THE EXERCISE:
In the listing, take everything from the first line down to the line containing "19, 275, 44]", switch each "layer-color-swatch" to "layer-swatch", and write those lines out again with nothing else altered.

GIVEN RECORDS:
------------------------------------------------------------------------

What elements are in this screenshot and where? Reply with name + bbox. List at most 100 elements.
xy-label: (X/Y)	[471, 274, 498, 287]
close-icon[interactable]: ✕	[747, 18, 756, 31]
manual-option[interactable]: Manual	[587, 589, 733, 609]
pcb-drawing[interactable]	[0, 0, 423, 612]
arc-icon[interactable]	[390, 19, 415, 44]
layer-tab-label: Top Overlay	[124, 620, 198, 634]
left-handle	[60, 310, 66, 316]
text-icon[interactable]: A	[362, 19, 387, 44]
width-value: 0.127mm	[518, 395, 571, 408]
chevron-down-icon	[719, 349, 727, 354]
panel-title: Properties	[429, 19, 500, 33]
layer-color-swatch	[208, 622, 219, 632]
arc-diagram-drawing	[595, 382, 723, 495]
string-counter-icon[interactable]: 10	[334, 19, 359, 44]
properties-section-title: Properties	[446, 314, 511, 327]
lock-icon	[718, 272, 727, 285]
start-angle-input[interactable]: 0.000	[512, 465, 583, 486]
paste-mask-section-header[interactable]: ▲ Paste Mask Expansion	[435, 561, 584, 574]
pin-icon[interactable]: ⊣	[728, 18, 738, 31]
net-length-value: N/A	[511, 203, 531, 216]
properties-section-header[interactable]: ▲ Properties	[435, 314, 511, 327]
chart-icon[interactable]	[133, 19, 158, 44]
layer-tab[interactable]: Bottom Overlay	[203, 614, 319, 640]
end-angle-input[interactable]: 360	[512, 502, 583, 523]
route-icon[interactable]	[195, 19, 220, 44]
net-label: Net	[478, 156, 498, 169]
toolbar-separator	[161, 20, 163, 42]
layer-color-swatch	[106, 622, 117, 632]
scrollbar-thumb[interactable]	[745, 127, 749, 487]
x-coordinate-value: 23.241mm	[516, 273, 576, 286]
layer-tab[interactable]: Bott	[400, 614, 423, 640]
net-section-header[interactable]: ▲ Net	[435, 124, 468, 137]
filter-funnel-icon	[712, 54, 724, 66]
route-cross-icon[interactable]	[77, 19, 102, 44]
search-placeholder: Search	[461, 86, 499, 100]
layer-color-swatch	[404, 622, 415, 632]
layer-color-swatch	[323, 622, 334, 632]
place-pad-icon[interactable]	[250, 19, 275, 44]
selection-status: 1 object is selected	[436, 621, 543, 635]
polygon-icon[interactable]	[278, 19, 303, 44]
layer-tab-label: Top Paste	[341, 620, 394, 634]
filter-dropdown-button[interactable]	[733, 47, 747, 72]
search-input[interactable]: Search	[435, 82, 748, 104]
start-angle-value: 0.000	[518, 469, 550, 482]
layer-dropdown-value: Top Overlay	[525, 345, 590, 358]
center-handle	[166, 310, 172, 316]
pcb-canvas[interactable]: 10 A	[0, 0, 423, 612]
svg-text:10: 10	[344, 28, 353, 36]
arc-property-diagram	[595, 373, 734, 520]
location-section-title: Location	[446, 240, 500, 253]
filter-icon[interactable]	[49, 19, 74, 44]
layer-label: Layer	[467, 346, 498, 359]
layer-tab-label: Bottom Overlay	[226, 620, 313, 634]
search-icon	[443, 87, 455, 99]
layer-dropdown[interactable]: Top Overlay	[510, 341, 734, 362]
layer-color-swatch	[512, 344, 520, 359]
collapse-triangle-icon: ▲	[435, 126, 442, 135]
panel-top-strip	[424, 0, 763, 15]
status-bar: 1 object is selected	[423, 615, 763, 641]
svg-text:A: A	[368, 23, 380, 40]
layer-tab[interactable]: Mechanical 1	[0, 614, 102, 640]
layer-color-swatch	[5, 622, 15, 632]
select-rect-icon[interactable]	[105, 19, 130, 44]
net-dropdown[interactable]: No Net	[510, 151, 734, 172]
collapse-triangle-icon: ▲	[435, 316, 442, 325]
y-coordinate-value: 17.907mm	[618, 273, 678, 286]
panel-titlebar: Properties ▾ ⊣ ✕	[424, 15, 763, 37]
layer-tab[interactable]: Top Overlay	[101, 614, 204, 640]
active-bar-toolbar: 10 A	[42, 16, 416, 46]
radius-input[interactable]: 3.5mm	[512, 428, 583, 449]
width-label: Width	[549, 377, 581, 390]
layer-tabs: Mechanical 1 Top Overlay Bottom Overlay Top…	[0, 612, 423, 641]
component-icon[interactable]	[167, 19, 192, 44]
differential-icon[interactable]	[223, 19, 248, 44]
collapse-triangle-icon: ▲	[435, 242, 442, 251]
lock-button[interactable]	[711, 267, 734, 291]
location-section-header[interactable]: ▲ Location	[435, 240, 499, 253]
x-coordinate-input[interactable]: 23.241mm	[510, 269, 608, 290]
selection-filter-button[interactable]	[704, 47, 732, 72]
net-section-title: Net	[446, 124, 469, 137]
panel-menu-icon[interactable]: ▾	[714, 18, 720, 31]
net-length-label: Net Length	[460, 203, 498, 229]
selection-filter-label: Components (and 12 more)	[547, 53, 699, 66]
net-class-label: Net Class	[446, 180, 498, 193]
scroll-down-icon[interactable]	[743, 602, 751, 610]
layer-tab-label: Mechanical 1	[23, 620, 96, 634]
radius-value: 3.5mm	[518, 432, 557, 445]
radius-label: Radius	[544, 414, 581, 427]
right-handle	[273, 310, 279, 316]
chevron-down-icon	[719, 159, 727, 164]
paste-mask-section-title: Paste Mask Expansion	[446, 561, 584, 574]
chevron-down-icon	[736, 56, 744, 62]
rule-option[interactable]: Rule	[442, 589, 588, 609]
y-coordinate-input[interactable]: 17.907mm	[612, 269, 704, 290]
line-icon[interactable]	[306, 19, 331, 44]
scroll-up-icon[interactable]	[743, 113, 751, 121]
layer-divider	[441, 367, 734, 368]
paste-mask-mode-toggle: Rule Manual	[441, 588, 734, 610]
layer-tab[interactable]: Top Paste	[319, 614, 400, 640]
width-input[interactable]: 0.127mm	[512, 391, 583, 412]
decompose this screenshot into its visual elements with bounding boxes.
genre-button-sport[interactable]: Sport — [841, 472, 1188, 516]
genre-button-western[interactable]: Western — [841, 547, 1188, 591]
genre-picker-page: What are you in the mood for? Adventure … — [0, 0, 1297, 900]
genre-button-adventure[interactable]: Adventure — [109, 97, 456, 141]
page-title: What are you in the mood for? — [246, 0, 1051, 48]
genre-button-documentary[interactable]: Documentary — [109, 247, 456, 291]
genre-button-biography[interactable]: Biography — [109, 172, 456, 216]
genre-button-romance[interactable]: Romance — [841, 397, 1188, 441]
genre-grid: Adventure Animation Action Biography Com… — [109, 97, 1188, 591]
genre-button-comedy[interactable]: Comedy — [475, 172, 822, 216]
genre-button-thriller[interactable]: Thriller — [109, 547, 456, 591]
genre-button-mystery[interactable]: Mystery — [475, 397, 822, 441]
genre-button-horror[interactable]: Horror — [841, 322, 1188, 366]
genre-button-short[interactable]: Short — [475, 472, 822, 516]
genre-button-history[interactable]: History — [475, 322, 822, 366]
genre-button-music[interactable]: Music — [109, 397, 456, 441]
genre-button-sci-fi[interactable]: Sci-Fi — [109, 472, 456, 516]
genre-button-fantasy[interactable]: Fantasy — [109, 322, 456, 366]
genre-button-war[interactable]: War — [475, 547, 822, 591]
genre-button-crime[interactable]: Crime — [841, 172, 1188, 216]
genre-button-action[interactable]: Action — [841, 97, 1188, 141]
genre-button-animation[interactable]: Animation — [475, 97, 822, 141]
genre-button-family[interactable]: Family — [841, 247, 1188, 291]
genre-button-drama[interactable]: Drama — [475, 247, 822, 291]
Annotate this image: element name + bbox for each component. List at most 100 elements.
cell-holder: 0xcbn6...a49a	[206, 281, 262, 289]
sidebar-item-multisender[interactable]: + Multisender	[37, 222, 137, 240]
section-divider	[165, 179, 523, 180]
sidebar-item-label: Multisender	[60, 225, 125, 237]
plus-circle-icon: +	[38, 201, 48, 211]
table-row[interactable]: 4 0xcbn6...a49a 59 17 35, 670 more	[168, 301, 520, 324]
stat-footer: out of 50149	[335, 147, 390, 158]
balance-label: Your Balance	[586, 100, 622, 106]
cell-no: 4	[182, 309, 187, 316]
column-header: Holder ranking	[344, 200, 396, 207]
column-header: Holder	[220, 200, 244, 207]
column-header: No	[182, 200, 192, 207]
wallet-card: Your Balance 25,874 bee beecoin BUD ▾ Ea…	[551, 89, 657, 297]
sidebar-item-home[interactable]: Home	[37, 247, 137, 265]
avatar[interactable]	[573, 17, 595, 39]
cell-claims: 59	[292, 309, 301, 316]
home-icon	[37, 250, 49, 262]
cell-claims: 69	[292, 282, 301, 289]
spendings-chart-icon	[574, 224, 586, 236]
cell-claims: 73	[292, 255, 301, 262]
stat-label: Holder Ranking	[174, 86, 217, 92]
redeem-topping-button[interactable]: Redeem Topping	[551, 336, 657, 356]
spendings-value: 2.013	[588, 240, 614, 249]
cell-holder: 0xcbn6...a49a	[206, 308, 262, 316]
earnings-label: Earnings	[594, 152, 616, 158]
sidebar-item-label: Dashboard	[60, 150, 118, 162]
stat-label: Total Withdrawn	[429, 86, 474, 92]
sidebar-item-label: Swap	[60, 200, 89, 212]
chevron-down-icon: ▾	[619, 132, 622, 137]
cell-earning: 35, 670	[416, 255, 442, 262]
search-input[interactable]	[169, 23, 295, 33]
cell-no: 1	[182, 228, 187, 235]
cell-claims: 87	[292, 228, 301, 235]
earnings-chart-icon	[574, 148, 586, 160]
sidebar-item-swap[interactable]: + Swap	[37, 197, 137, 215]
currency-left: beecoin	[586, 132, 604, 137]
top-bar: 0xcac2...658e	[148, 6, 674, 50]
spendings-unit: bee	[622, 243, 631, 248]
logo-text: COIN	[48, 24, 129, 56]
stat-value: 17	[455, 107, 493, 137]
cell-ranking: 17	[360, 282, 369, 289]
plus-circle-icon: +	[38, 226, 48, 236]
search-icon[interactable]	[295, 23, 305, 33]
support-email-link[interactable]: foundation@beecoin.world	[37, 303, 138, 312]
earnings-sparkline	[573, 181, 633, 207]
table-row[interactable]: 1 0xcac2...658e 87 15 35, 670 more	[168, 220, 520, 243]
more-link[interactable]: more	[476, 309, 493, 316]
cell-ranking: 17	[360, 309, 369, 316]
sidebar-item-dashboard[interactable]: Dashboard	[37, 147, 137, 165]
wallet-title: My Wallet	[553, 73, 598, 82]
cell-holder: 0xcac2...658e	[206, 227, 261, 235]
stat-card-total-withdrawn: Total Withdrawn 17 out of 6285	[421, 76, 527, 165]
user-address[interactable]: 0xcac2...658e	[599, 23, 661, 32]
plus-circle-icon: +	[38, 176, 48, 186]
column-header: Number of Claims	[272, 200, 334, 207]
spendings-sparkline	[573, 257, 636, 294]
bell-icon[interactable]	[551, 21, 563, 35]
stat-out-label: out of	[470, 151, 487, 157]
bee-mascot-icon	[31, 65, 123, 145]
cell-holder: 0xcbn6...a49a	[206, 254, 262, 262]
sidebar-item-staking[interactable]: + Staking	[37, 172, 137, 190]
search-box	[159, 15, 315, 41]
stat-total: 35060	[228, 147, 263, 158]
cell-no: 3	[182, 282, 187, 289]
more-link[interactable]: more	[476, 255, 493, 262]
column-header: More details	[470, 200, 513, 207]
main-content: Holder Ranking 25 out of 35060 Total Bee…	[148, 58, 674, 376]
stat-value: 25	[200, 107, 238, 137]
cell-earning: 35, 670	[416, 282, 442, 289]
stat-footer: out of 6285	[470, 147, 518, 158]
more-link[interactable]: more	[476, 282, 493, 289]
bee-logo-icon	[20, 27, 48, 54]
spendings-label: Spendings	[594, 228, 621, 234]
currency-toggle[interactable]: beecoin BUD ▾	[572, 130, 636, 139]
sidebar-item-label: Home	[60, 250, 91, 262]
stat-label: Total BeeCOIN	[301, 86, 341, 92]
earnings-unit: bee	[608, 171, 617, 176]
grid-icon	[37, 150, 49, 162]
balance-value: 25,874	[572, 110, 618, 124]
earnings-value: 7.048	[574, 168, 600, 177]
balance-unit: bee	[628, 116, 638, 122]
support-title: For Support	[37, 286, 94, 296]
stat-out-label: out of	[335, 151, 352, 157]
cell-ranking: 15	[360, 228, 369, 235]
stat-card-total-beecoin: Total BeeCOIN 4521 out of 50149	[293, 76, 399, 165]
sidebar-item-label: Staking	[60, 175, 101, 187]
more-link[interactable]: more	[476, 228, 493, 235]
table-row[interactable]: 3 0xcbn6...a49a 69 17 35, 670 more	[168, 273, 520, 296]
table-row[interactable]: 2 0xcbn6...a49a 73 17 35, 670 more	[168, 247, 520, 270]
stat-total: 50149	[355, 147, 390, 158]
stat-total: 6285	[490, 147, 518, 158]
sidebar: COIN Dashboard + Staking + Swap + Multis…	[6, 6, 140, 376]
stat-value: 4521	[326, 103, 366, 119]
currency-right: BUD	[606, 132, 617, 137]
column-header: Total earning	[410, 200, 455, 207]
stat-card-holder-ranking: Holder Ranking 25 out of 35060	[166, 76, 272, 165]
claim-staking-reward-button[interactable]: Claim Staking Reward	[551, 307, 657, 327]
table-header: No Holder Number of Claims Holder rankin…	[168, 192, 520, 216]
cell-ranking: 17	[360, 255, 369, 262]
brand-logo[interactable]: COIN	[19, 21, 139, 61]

------------------------------------------------------------------------

WRITTEN RESPONSE:
What elements are in this screenshot and where? Reply with name + bbox. List at most 100 elements.
xy-label: (X/Y)	[471, 274, 498, 287]
close-icon[interactable]: ✕	[747, 18, 756, 31]
manual-option[interactable]: Manual	[587, 589, 733, 609]
pcb-drawing[interactable]	[0, 0, 423, 612]
arc-icon[interactable]	[390, 19, 415, 44]
layer-tab-label: Top Overlay	[124, 620, 198, 634]
left-handle	[60, 310, 66, 316]
text-icon[interactable]: A	[362, 19, 387, 44]
width-value: 0.127mm	[518, 395, 571, 408]
chevron-down-icon	[719, 349, 727, 354]
panel-title: Properties	[429, 19, 500, 33]
layer-swatch	[208, 622, 219, 632]
arc-diagram-drawing	[595, 382, 723, 495]
string-counter-icon[interactable]: 10	[334, 19, 359, 44]
properties-section-title: Properties	[446, 314, 511, 327]
lock-icon	[718, 272, 727, 285]
start-angle-input[interactable]: 0.000	[512, 465, 583, 486]
paste-mask-section-header[interactable]: ▲ Paste Mask Expansion	[435, 561, 584, 574]
pin-icon[interactable]: ⊣	[728, 18, 738, 31]
net-length-value: N/A	[511, 203, 531, 216]
properties-section-header[interactable]: ▲ Properties	[435, 314, 511, 327]
chart-icon[interactable]	[133, 19, 158, 44]
layer-tab[interactable]: Bottom Overlay	[203, 614, 319, 640]
end-angle-input[interactable]: 360	[512, 502, 583, 523]
route-icon[interactable]	[195, 19, 220, 44]
net-label: Net	[478, 156, 498, 169]
toolbar-separator	[161, 20, 163, 42]
layer-swatch	[106, 622, 117, 632]
scrollbar-thumb[interactable]	[745, 127, 749, 487]
x-coordinate-value: 23.241mm	[516, 273, 576, 286]
layer-tab[interactable]: Bott	[400, 614, 423, 640]
net-section-header[interactable]: ▲ Net	[435, 124, 468, 137]
filter-funnel-icon	[712, 54, 724, 66]
route-cross-icon[interactable]	[77, 19, 102, 44]
search-placeholder: Search	[461, 86, 499, 100]
layer-swatch	[404, 622, 415, 632]
layer-swatch	[323, 622, 334, 632]
place-pad-icon[interactable]	[250, 19, 275, 44]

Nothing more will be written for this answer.